Directive: Exactly retype the lines below from the one containing "Read all visible" through the end of the listing. Leave pictures out.

Given information:
——
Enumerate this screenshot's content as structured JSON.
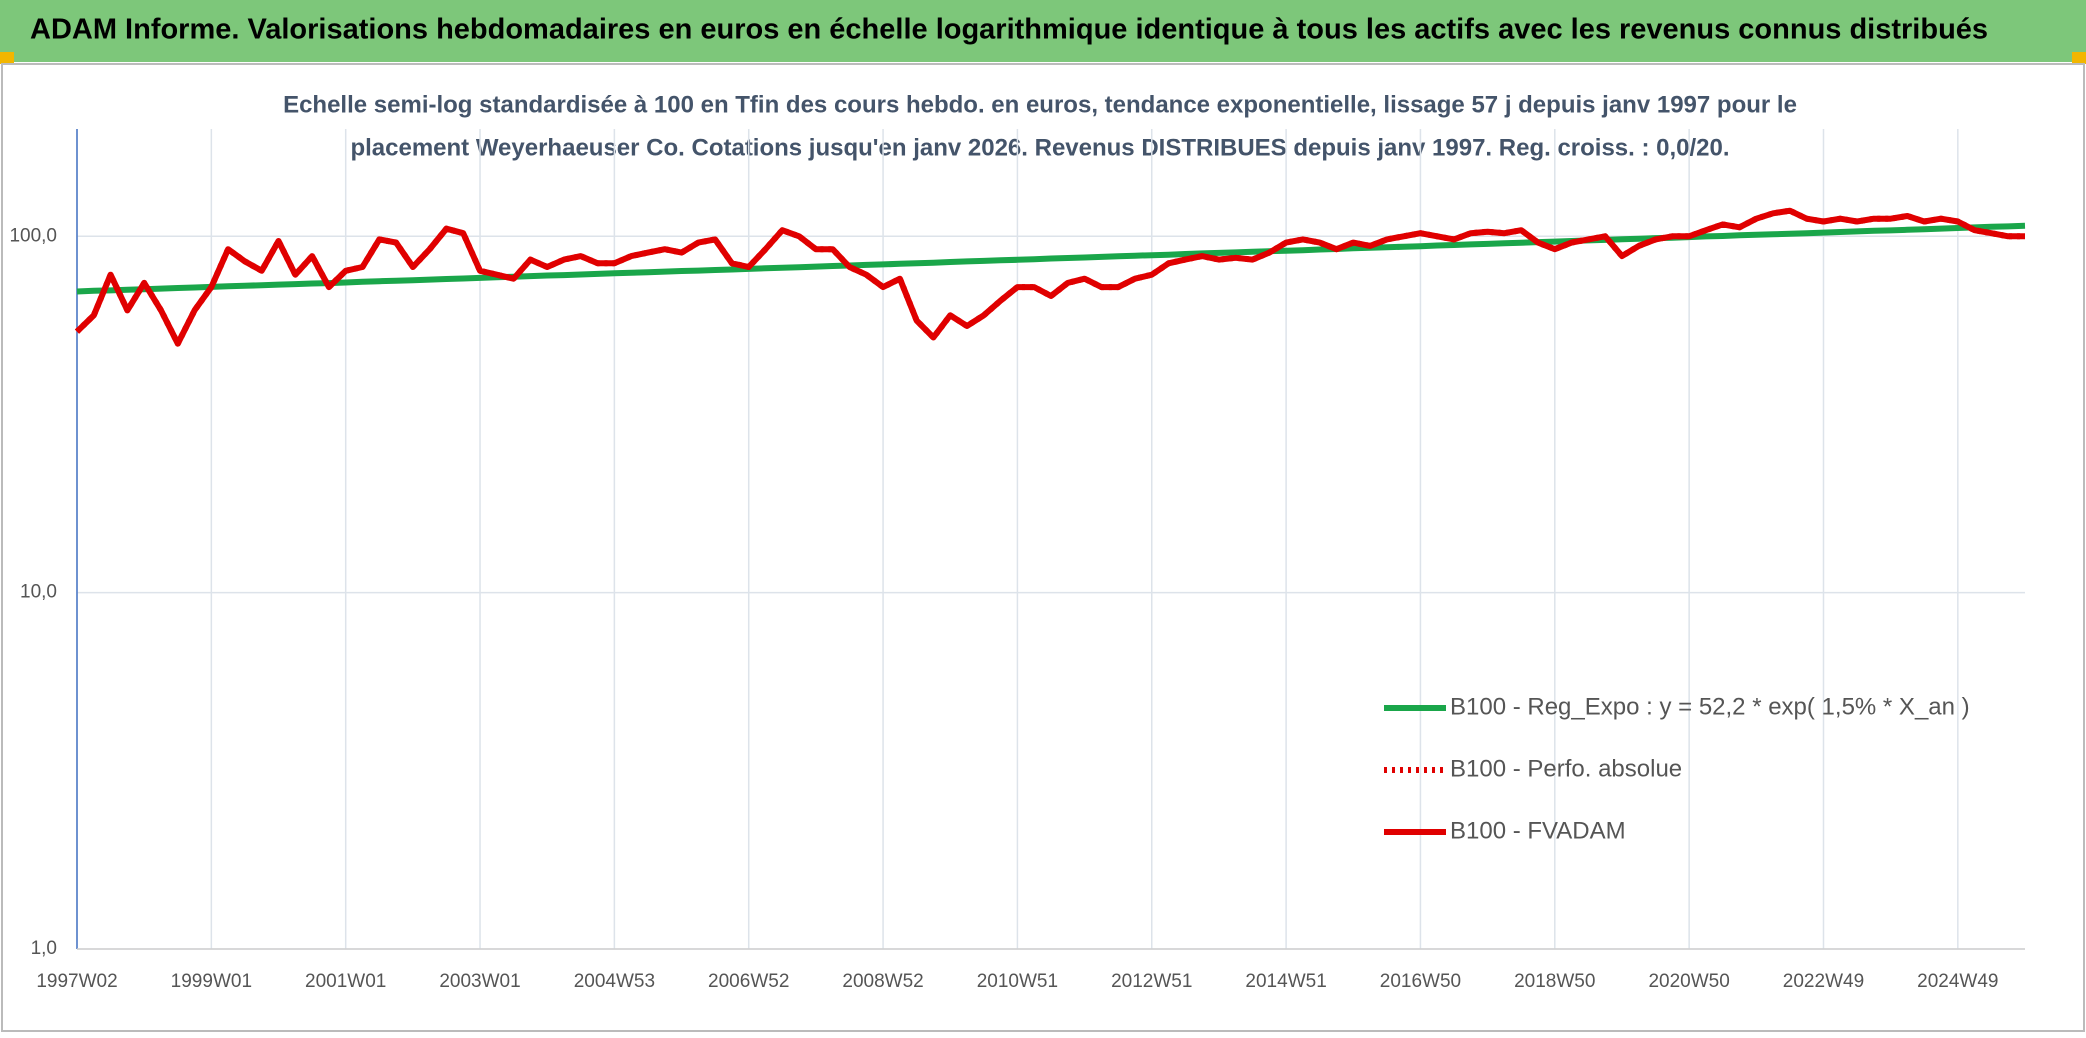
{
  "header": {
    "title": "ADAM Informe. Valorisations hebdomadaires en euros en échelle logarithmique identique à tous les actifs avec les revenus connus distribués"
  },
  "chart_data": {
    "type": "line",
    "subtitle": [
      "Echelle semi-log standardisée à 100 en Tfin des cours hebdo. en euros, tendance exponentielle, lissage 57 j depuis janv 1997 pour le",
      "placement Weyerhaeuser Co. Cotations jusqu'en janv 2026. Revenus DISTRIBUES depuis janv 1997. Reg. croiss. : 0,0/20."
    ],
    "categories": [
      "1997W02",
      null,
      null,
      null,
      null,
      null,
      null,
      null,
      "1999W01",
      null,
      null,
      null,
      null,
      null,
      null,
      null,
      "2001W01",
      null,
      null,
      null,
      null,
      null,
      null,
      null,
      "2003W01",
      null,
      null,
      null,
      null,
      null,
      null,
      null,
      "2004W53",
      null,
      null,
      null,
      null,
      null,
      null,
      null,
      "2006W52",
      null,
      null,
      null,
      null,
      null,
      null,
      null,
      "2008W52",
      null,
      null,
      null,
      null,
      null,
      null,
      null,
      "2010W51",
      null,
      null,
      null,
      null,
      null,
      null,
      null,
      "2012W51",
      null,
      null,
      null,
      null,
      null,
      null,
      null,
      "2014W51",
      null,
      null,
      null,
      null,
      null,
      null,
      null,
      "2016W50",
      null,
      null,
      null,
      null,
      null,
      null,
      null,
      "2018W50",
      null,
      null,
      null,
      null,
      null,
      null,
      null,
      "2020W50",
      null,
      null,
      null,
      null,
      null,
      null,
      null,
      "2022W49",
      null,
      null,
      null,
      null,
      null,
      null,
      null,
      "2024W49",
      null,
      null,
      null,
      null
    ],
    "series": [
      {
        "name": "B100 - Reg_Expo : y = 52,2 * exp( 1,5% *  X_an )",
        "color": "#1aa64a",
        "style": "solid",
        "values": [
          70.0,
          70.3,
          70.5,
          70.8,
          71.0,
          71.3,
          71.6,
          71.8,
          72.1,
          72.4,
          72.6,
          72.9,
          73.2,
          73.4,
          73.7,
          73.9,
          74.2,
          74.5,
          74.8,
          75.0,
          75.3,
          75.6,
          75.9,
          76.1,
          76.4,
          76.7,
          77.0,
          77.3,
          77.6,
          77.8,
          78.1,
          78.4,
          78.7,
          79.0,
          79.3,
          79.6,
          79.9,
          80.1,
          80.4,
          80.7,
          81.0,
          81.3,
          81.6,
          81.9,
          82.2,
          82.5,
          82.8,
          83.1,
          83.4,
          83.7,
          84.0,
          84.3,
          84.7,
          85.0,
          85.3,
          85.6,
          85.9,
          86.2,
          86.6,
          86.9,
          87.2,
          87.5,
          87.9,
          88.2,
          88.5,
          88.8,
          89.2,
          89.5,
          89.8,
          90.1,
          90.5,
          90.8,
          91.1,
          91.4,
          91.8,
          92.1,
          92.5,
          92.8,
          93.1,
          93.5,
          93.8,
          94.2,
          94.5,
          94.9,
          95.2,
          95.6,
          95.9,
          96.3,
          96.6,
          97.0,
          97.4,
          97.7,
          98.1,
          98.4,
          98.8,
          99.1,
          99.5,
          99.9,
          100.2,
          100.6,
          101.0,
          101.3,
          101.7,
          102.0,
          102.4,
          102.8,
          103.2,
          103.6,
          103.9,
          104.3,
          104.7,
          105.1,
          105.5,
          105.9,
          106.3,
          106.6,
          107.0
        ]
      },
      {
        "name": "B100 - Perfo. absolue",
        "color": "#e00000",
        "style": "dotted",
        "values": [
          54,
          60,
          78,
          62,
          74,
          62,
          50,
          62,
          72,
          92,
          85,
          80,
          97,
          78,
          88,
          72,
          80,
          82,
          98,
          96,
          82,
          92,
          105,
          102,
          80,
          78,
          76,
          86,
          82,
          86,
          88,
          84,
          84,
          88,
          90,
          92,
          90,
          96,
          98,
          84,
          82,
          92,
          104,
          100,
          92,
          92,
          82,
          78,
          72,
          76,
          58,
          52,
          60,
          56,
          60,
          66,
          72,
          72,
          68,
          74,
          76,
          72,
          72,
          76,
          78,
          84,
          86,
          88,
          86,
          87,
          86,
          90,
          96,
          98,
          96,
          92,
          96,
          94,
          98,
          100,
          102,
          100,
          98,
          102,
          103,
          102,
          104,
          96,
          92,
          96,
          98,
          100,
          88,
          94,
          98,
          100,
          100,
          104,
          108,
          106,
          112,
          116,
          118,
          112,
          110,
          112,
          110,
          112,
          112,
          114,
          110,
          112,
          110,
          104,
          102,
          100,
          100
        ]
      },
      {
        "name": "B100 - FVADAM",
        "color": "#e00000",
        "style": "solid",
        "values": [
          54,
          60,
          78,
          62,
          74,
          62,
          50,
          62,
          72,
          92,
          85,
          80,
          97,
          78,
          88,
          72,
          80,
          82,
          98,
          96,
          82,
          92,
          105,
          102,
          80,
          78,
          76,
          86,
          82,
          86,
          88,
          84,
          84,
          88,
          90,
          92,
          90,
          96,
          98,
          84,
          82,
          92,
          104,
          100,
          92,
          92,
          82,
          78,
          72,
          76,
          58,
          52,
          60,
          56,
          60,
          66,
          72,
          72,
          68,
          74,
          76,
          72,
          72,
          76,
          78,
          84,
          86,
          88,
          86,
          87,
          86,
          90,
          96,
          98,
          96,
          92,
          96,
          94,
          98,
          100,
          102,
          100,
          98,
          102,
          103,
          102,
          104,
          96,
          92,
          96,
          98,
          100,
          88,
          94,
          98,
          100,
          100,
          104,
          108,
          106,
          112,
          116,
          118,
          112,
          110,
          112,
          110,
          112,
          112,
          114,
          110,
          112,
          110,
          104,
          102,
          100,
          100
        ]
      }
    ],
    "log_scale": true,
    "ylim": [
      1,
      200
    ],
    "yticks": [
      {
        "value": 1,
        "label": "1,0"
      },
      {
        "value": 10,
        "label": "10,0"
      },
      {
        "value": 100,
        "label": "100,0"
      }
    ],
    "grid": true,
    "legend": "lower right"
  }
}
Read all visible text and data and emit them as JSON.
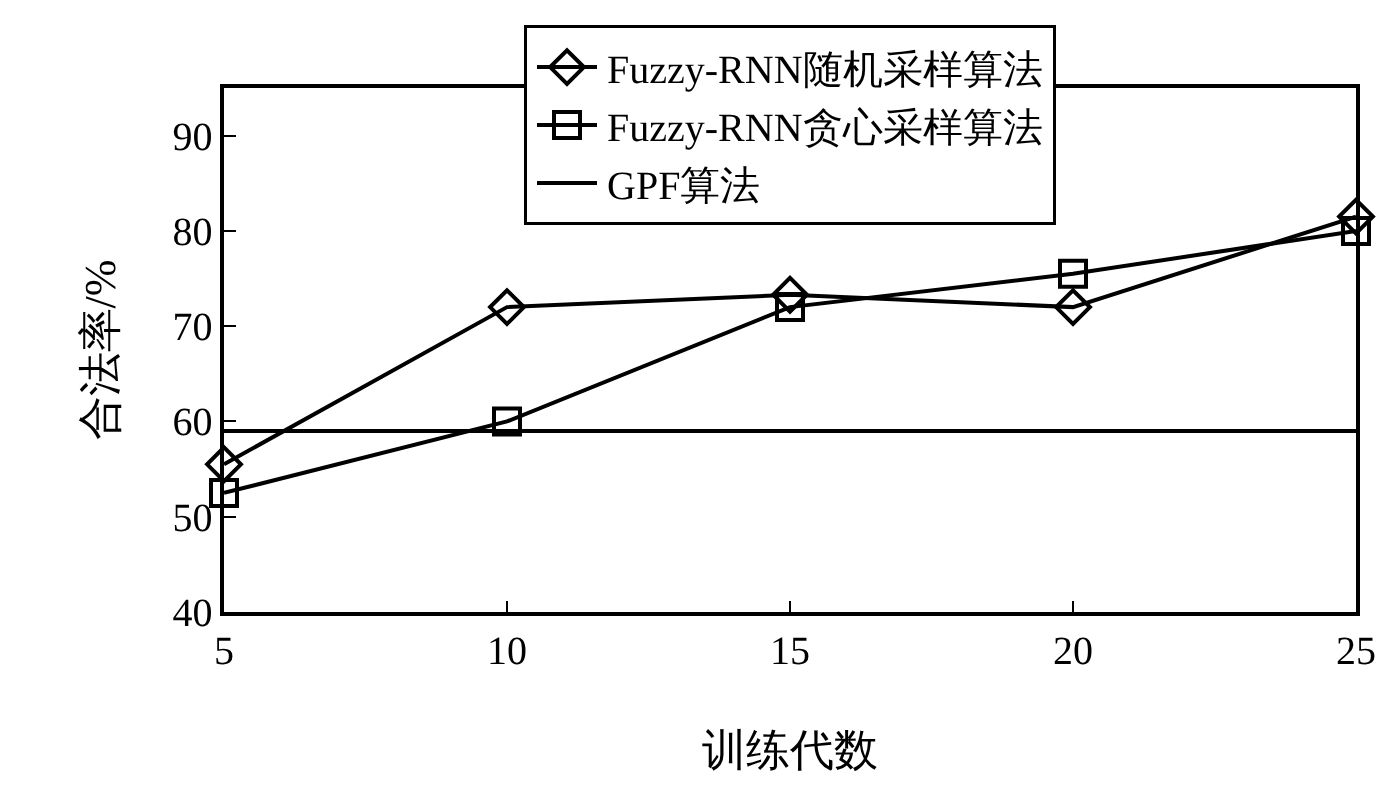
{
  "chart_data": {
    "type": "line",
    "xlabel": "训练代数",
    "ylabel": "合法率/%",
    "x": [
      5,
      10,
      15,
      20,
      25
    ],
    "series": [
      {
        "name": "Fuzzy-RNN随机采样算法",
        "color": "#000000",
        "marker": "diamond",
        "values": [
          55.5,
          72,
          73.3,
          72,
          81.5
        ]
      },
      {
        "name": "Fuzzy-RNN贪心采样算法",
        "color": "#000000",
        "marker": "square",
        "values": [
          52.5,
          60,
          72,
          75.5,
          80
        ]
      },
      {
        "name": "GPF算法",
        "color": "#000000",
        "marker": "none",
        "values": [
          59,
          59,
          59,
          59,
          59
        ]
      }
    ],
    "xlim": [
      5,
      25
    ],
    "xticks": [
      5,
      10,
      15,
      20,
      25
    ],
    "ylim": [
      40,
      95
    ],
    "yticks": [
      40,
      50,
      60,
      70,
      80,
      90
    ],
    "grid": false,
    "legend": "top",
    "line_style": "solid"
  }
}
——
Full output:
Read all visible text and data and emit them as JSON.
{
  "chart_data": {
    "type": "line",
    "xlabel": "训练代数",
    "ylabel": "合法率/%",
    "x": [
      5,
      10,
      15,
      20,
      25
    ],
    "series": [
      {
        "name": "Fuzzy-RNN随机采样算法",
        "color": "#000000",
        "marker": "diamond",
        "values": [
          55.5,
          72,
          73.3,
          72,
          81.5
        ]
      },
      {
        "name": "Fuzzy-RNN贪心采样算法",
        "color": "#000000",
        "marker": "square",
        "values": [
          52.5,
          60,
          72,
          75.5,
          80
        ]
      },
      {
        "name": "GPF算法",
        "color": "#000000",
        "marker": "none",
        "values": [
          59,
          59,
          59,
          59,
          59
        ]
      }
    ],
    "xlim": [
      5,
      25
    ],
    "xticks": [
      5,
      10,
      15,
      20,
      25
    ],
    "ylim": [
      40,
      95
    ],
    "yticks": [
      40,
      50,
      60,
      70,
      80,
      90
    ],
    "grid": false,
    "legend": "top",
    "line_style": "solid"
  }
}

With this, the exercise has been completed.